### Work to complete
Repeat the whole listing exactly.

### Information shown

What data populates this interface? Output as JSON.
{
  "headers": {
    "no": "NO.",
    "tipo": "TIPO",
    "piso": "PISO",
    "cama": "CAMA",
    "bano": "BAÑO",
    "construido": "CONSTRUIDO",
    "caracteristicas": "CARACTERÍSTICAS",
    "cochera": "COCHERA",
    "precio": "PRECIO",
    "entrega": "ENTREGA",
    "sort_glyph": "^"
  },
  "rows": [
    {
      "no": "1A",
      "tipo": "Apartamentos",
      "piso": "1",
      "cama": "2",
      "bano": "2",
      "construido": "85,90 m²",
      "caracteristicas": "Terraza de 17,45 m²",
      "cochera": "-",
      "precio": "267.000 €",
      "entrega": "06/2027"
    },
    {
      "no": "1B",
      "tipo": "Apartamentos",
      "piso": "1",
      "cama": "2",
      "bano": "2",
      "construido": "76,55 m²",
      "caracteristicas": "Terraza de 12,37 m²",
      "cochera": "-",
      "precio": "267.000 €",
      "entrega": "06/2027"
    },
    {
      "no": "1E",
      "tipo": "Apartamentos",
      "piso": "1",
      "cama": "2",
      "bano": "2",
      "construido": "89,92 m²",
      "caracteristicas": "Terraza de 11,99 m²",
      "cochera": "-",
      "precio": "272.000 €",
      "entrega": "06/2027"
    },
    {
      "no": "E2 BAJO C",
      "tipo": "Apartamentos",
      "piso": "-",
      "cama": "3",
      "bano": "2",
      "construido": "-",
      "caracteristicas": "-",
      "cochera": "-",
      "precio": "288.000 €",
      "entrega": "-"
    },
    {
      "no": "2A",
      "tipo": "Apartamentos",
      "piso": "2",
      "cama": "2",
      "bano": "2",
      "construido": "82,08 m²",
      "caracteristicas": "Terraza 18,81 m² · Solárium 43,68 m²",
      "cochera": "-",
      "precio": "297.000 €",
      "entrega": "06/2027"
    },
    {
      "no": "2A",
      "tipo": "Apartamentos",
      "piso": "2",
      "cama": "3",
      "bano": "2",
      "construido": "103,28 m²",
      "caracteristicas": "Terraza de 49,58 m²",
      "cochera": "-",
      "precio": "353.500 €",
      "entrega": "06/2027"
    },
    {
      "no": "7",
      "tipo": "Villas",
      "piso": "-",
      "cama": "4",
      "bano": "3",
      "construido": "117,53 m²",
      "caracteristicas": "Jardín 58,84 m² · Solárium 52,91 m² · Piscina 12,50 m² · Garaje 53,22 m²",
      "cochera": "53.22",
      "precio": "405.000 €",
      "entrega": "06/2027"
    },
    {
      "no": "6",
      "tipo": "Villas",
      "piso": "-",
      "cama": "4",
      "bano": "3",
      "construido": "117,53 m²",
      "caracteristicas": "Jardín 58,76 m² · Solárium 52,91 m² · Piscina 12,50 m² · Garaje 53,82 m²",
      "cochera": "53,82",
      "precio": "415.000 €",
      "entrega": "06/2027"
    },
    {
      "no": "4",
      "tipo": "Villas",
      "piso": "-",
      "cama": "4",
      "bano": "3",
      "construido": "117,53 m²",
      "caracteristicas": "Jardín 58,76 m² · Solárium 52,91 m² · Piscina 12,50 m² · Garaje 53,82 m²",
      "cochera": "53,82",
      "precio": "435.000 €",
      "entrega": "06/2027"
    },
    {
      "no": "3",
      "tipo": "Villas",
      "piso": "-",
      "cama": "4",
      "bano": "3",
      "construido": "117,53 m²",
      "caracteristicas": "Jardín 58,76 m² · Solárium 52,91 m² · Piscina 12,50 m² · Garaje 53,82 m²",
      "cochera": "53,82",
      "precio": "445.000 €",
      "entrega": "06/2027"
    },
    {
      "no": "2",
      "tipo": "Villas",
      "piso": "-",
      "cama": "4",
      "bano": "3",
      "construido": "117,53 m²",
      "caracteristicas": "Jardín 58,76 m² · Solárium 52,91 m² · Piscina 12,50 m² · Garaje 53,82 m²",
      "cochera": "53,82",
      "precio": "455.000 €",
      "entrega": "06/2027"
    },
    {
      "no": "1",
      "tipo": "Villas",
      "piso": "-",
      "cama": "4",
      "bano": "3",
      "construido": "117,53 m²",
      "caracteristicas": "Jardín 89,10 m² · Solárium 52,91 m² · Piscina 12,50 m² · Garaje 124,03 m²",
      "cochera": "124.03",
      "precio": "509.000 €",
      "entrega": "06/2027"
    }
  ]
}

### Solved exercise
What data populates this interface? Output as JSON.
{
  "headers": {
    "no": "NO.",
    "tipo": "TIPO",
    "piso": "PISO",
    "cama": "CAMA",
    "bano": "BAÑO",
    "construido": "CONSTRUIDO",
    "caracteristicas": "CARACTERÍSTICAS",
    "cochera": "COCHERA",
    "precio": "PRECIO",
    "entrega": "ENTREGA",
    "sort_glyph": "^"
  },
  "rows": [
    {
      "no": "1A",
      "tipo": "Apartamentos",
      "piso": "1",
      "cama": "2",
      "bano": "2",
      "construido": "85,90 m²",
      "caracteristicas": "Terraza de 17,45 m²",
      "cochera": "-",
      "precio": "267.000 €",
      "entrega": "06/2027"
    },
    {
      "no": "1B",
      "tipo": "Apartamentos",
      "piso": "1",
      "cama": "2",
      "bano": "2",
      "construido": "76,55 m²",
      "caracteristicas": "Terraza de 12,37 m²",
      "cochera": "-",
      "precio": "267.000 €",
      "entrega": "06/2027"
    },
    {
      "no": "1E",
      "tipo": "Apartamentos",
      "piso": "1",
      "cama": "2",
      "bano": "2",
      "construido": "89,92 m²",
      "caracteristicas": "Terraza de 11,99 m²",
      "cochera": "-",
      "precio": "272.000 €",
      "entrega": "06/2027"
    },
    {
      "no": "E2 BAJO C",
      "tipo": "Apartamentos",
      "piso": "-",
      "cama": "3",
      "bano": "2",
      "construido": "-",
      "caracteristicas": "-",
      "cochera": "-",
      "precio": "288.000 €",
      "entrega": "-"
    },
    {
      "no": "2A",
      "tipo": "Apartamentos",
      "piso": "2",
      "cama": "2",
      "bano": "2",
      "construido": "82,08 m²",
      "caracteristicas": "Terraza 18,81 m² · Solárium 43,68 m²",
      "cochera": "-",
      "precio": "297.000 €",
      "entrega": "06/2027"
    },
    {
      "no": "2A",
      "tipo": "Apartamentos",
      "piso": "2",
      "cama": "3",
      "bano": "2",
      "construido": "103,28 m²",
      "caracteristicas": "Terraza de 49,58 m²",
      "cochera": "-",
      "precio": "353.500 €",
      "entrega": "06/2027"
    },
    {
      "no": "7",
      "tipo": "Villas",
      "piso": "-",
      "cama": "4",
      "bano": "3",
      "construido": "117,53 m²",
      "caracteristicas": "Jardín 58,84 m² · Solárium 52,91 m² · Piscina 12,50 m² · Garaje 53,22 m²",
      "cochera": "53.22",
      "precio": "405.000 €",
      "entrega": "06/2027"
    },
    {
      "no": "6",
      "tipo": "Villas",
      "piso": "-",
      "cama": "4",
      "bano": "3",
      "construido": "117,53 m²",
      "caracteristicas": "Jardín 58,76 m² · Solárium 52,91 m² · Piscina 12,50 m² · Garaje 53,82 m²",
      "cochera": "53,82",
      "precio": "415.000 €",
      "entrega": "06/2027"
    },
    {
      "no": "4",
      "tipo": "Villas",
      "piso": "-",
      "cama": "4",
      "bano": "3",
      "construido": "117,53 m²",
      "caracteristicas": "Jardín 58,76 m² · Solárium 52,91 m² · Piscina 12,50 m² · Garaje 53,82 m²",
      "cochera": "53,82",
      "precio": "435.000 €",
      "entrega": "06/2027"
    },
    {
      "no": "3",
      "tipo": "Villas",
      "piso": "-",
      "cama": "4",
      "bano": "3",
      "construido": "117,53 m²",
      "caracteristicas": "Jardín 58,76 m² · Solárium 52,91 m² · Piscina 12,50 m² · Garaje 53,82 m²",
      "cochera": "53,82",
      "precio": "445.000 €",
      "entrega": "06/2027"
    },
    {
      "no": "2",
      "tipo": "Villas",
      "piso": "-",
      "cama": "4",
      "bano": "3",
      "construido": "117,53 m²",
      "caracteristicas": "Jardín 58,76 m² · Solárium 52,91 m² · Piscina 12,50 m² · Garaje 53,82 m²",
      "cochera": "53,82",
      "precio": "455.000 €",
      "entrega": "06/2027"
    },
    {
      "no": "1",
      "tipo": "Villas",
      "piso": "-",
      "cama": "4",
      "bano": "3",
      "construido": "117,53 m²",
      "caracteristicas": "Jardín 89,10 m² · Solárium 52,91 m² · Piscina 12,50 m² · Garaje 124,03 m²",
      "cochera": "124.03",
      "precio": "509.000 €",
      "entrega": "06/2027"
    }
  ]
}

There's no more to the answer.